● Exercise description: From the entries below, please gather each line containing the string "Model".

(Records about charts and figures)
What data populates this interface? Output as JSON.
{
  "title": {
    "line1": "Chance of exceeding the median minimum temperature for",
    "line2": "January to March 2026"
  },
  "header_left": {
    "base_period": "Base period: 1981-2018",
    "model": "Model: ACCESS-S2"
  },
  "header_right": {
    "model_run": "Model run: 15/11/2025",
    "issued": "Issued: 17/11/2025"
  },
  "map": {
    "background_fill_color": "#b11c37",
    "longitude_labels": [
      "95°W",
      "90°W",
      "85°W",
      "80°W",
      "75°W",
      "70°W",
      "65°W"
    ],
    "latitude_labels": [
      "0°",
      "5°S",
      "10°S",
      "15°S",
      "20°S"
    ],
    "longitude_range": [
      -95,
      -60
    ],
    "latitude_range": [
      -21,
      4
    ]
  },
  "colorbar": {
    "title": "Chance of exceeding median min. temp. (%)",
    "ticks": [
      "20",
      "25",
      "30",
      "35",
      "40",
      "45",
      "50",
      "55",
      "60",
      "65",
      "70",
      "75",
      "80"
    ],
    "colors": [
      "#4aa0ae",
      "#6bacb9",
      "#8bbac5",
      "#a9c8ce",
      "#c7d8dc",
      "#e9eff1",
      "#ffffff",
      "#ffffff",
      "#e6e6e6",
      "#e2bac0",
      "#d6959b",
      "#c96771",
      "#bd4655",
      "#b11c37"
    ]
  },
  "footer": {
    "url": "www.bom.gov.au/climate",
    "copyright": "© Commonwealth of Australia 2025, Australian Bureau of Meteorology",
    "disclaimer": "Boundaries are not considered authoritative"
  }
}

● Task answer:
    "model": "Model: ACCESS-S2"
    "model_run": "Model run: 15/11/2025",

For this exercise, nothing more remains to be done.